Dataset items:

┌──

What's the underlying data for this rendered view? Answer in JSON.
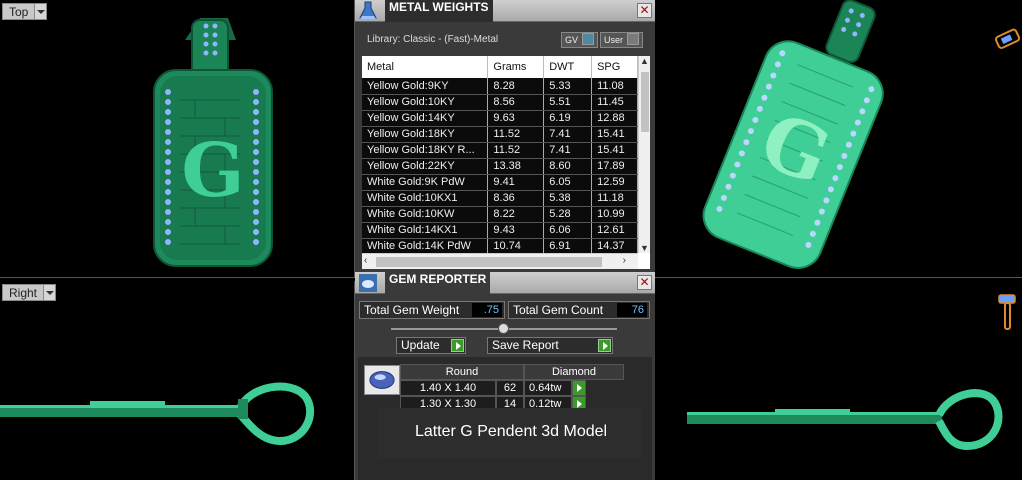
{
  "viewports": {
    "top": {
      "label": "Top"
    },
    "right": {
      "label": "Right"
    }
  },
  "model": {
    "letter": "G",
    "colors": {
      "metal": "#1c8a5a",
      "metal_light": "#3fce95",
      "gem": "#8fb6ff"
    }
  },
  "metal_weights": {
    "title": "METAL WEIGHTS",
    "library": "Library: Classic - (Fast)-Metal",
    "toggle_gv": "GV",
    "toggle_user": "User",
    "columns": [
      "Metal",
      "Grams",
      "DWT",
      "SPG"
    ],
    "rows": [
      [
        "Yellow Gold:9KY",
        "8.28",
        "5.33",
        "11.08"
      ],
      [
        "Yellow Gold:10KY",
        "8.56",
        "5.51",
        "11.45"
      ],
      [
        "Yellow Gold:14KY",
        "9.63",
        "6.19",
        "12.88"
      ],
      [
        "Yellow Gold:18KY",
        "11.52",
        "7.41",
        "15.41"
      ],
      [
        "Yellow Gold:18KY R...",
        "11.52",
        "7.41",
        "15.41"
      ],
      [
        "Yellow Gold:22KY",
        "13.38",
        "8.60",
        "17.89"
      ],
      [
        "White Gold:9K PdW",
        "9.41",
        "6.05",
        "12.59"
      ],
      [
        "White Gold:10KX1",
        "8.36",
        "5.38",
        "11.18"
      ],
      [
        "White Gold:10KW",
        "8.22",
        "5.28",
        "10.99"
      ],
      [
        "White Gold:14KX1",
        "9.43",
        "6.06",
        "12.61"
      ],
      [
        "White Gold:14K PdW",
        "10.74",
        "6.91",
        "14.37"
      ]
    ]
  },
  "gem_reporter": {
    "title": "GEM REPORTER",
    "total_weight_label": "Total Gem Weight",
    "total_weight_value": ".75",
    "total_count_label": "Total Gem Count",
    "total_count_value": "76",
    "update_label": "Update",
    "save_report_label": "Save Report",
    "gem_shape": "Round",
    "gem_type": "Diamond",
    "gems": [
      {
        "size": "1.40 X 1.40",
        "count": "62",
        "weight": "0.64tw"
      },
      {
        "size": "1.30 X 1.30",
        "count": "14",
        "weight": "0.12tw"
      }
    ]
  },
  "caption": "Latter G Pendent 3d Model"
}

└──

— The request —
Quote the data above in full and without alteration; skip the pictures.

— The output —
What's the underlying data for this rendered view? Answer in JSON.
{
  "viewports": {
    "top": {
      "label": "Top"
    },
    "right": {
      "label": "Right"
    }
  },
  "model": {
    "letter": "G",
    "colors": {
      "metal": "#1c8a5a",
      "metal_light": "#3fce95",
      "gem": "#8fb6ff"
    }
  },
  "metal_weights": {
    "title": "METAL WEIGHTS",
    "library": "Library: Classic - (Fast)-Metal",
    "toggle_gv": "GV",
    "toggle_user": "User",
    "columns": [
      "Metal",
      "Grams",
      "DWT",
      "SPG"
    ],
    "rows": [
      [
        "Yellow Gold:9KY",
        "8.28",
        "5.33",
        "11.08"
      ],
      [
        "Yellow Gold:10KY",
        "8.56",
        "5.51",
        "11.45"
      ],
      [
        "Yellow Gold:14KY",
        "9.63",
        "6.19",
        "12.88"
      ],
      [
        "Yellow Gold:18KY",
        "11.52",
        "7.41",
        "15.41"
      ],
      [
        "Yellow Gold:18KY R...",
        "11.52",
        "7.41",
        "15.41"
      ],
      [
        "Yellow Gold:22KY",
        "13.38",
        "8.60",
        "17.89"
      ],
      [
        "White Gold:9K PdW",
        "9.41",
        "6.05",
        "12.59"
      ],
      [
        "White Gold:10KX1",
        "8.36",
        "5.38",
        "11.18"
      ],
      [
        "White Gold:10KW",
        "8.22",
        "5.28",
        "10.99"
      ],
      [
        "White Gold:14KX1",
        "9.43",
        "6.06",
        "12.61"
      ],
      [
        "White Gold:14K PdW",
        "10.74",
        "6.91",
        "14.37"
      ]
    ]
  },
  "gem_reporter": {
    "title": "GEM REPORTER",
    "total_weight_label": "Total Gem Weight",
    "total_weight_value": ".75",
    "total_count_label": "Total Gem Count",
    "total_count_value": "76",
    "update_label": "Update",
    "save_report_label": "Save Report",
    "gem_shape": "Round",
    "gem_type": "Diamond",
    "gems": [
      {
        "size": "1.40 X 1.40",
        "count": "62",
        "weight": "0.64tw"
      },
      {
        "size": "1.30 X 1.30",
        "count": "14",
        "weight": "0.12tw"
      }
    ]
  },
  "caption": "Latter G Pendent 3d Model"
}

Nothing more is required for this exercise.